Georg Friedrich Händel
Il Messia. Oratorio (in due parti)
cpo 555 590-2
1 CD • 77min • 2022
04.11.2024
Künstlerische Qualität:
Klangqualität:
Gesamteindruck:
Allenthalben wird Messiah bzw. Der Messias von Georg Friedrich Händel auf englisch gesungen, weil er in dieser Sprache komponiert worden ist. In Deutschland natürlich auch oft in deutscher Sprache. Aber in Italienisch? Mit „Il Messia. Florence Version 1768“ ist diese vorliegende Aufnahme betitelt: In Florenz im Palazzo Pitti fand am 6. August 1768 die erste Aufführung dieses Oratoriums auf dem europäischen Festland statt, weil ein Lord Cowper das englische Original nach Florenz mitgebracht hatte. Leopold, Großherzog von Toskana, wollte alles in italienischer Sprache hören und ließ deswegen das Oratorium bearbeiten: Antonio Pillori bearbeitete den Text und Salvatore Pazzaglia die Musik.

* Ziel A
Ersetze in den Datensätzen vom Anfang bis einschließlich der Zeile mit „annotation-arrow-blue — [159, 30, 643, 153]“ den Ausdruck „bounding boxes“ durch „Begrenzungsrahmen“. Gib nur diese Zeilen wieder und lass alles andere unverändert.
* Ziel B
Knüpfe an den Text über Händels italienische Messias-Fassung an und schreibe ihn nach seinem letzten Satz weiter.

* Zu bearbeitende Datensätze
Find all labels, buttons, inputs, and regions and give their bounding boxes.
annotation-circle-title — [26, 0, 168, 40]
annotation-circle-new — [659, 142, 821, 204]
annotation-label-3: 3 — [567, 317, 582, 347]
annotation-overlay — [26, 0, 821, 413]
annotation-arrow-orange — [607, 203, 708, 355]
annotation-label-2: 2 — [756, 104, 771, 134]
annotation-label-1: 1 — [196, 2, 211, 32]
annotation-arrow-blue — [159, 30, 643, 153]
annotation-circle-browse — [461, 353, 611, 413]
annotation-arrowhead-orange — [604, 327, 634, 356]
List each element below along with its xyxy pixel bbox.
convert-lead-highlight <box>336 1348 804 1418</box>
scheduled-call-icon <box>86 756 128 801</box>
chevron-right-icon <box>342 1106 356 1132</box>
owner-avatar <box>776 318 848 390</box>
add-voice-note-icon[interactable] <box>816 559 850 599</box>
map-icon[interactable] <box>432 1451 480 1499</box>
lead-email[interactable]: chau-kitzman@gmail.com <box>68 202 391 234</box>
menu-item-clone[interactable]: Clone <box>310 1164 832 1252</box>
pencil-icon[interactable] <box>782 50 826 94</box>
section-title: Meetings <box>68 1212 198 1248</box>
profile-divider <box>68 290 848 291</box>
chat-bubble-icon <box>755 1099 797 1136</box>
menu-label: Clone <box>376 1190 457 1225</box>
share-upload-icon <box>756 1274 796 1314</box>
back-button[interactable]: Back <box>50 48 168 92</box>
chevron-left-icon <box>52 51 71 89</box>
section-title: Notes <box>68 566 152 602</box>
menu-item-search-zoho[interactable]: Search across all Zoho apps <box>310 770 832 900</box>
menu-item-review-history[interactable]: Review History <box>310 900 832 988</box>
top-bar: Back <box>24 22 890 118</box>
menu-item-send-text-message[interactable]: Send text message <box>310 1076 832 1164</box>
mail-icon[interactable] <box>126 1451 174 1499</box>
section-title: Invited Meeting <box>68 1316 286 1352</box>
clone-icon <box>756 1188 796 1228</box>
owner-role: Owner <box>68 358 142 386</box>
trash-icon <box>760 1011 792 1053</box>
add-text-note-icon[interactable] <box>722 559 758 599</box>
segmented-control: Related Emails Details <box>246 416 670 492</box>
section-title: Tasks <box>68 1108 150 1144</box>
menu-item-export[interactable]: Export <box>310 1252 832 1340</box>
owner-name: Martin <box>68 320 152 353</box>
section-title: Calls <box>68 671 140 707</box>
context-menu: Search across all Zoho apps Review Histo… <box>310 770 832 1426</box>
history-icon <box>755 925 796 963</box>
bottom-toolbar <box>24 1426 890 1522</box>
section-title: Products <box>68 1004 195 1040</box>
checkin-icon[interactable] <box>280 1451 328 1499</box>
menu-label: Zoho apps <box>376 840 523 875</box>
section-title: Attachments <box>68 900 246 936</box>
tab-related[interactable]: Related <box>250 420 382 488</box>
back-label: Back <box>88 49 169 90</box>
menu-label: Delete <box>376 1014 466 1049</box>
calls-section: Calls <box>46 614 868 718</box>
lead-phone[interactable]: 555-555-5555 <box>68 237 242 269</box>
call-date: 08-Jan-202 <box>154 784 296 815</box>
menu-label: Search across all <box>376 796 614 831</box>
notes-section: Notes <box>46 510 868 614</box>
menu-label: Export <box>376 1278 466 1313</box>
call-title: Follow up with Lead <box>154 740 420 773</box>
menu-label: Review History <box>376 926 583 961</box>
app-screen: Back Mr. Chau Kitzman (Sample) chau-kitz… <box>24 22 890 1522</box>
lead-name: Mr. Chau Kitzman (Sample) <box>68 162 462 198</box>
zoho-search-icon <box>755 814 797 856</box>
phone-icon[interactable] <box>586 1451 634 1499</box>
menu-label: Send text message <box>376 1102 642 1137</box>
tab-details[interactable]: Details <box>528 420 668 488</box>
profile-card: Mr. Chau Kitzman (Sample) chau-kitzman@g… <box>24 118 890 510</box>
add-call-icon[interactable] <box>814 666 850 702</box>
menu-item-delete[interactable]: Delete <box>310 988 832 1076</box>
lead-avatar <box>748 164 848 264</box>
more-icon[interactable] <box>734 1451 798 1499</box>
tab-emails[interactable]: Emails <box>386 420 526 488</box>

* Richtige Antwort A
Find all labels, buttons, inputs, and regions and give their Begrenzungsrahmen.
annotation-circle-title — [26, 0, 168, 40]
annotation-circle-new — [659, 142, 821, 204]
annotation-label-3: 3 — [567, 317, 582, 347]
annotation-overlay — [26, 0, 821, 413]
annotation-arrow-orange — [607, 203, 708, 355]
annotation-label-2: 2 — [756, 104, 771, 134]
annotation-label-1: 1 — [196, 2, 211, 32]
annotation-arrow-blue — [159, 30, 643, 153]

* Richtige Antwort B
Pillori transformierte den englischen Bibel-Text in italienische Verse und kürzte das dreiteilige Oratorium, so dass es zweiteilig wurde. Pazzaglia passte dann die Gesangslinien an den neuen Text an. Er ergänzte oder strich Auftakte und machte kleinere rhythmische Verschiebungen und Melodievarianten. Dabei fielen alle Tenor-Arien weg. Das sehr kundige zweisprachige Booklet vermerkt dazu, dass manche italienischen Textversionen überzeugender seien als das englische Original. Im Booklet ist der italienische Text abgedruckt sowie die englische Übersetzung dieser Version – nicht auch der englische Originaltext. In der Tat hat es einen gewissen Charme, wenn der Chor im „Halleluja“ immer wieder singt „per sempre, e sempre“ statt „for ever and ever“. Und statt „He was despised“ klingt doch „tormento atroce“ viel musikalischer. (Track 16)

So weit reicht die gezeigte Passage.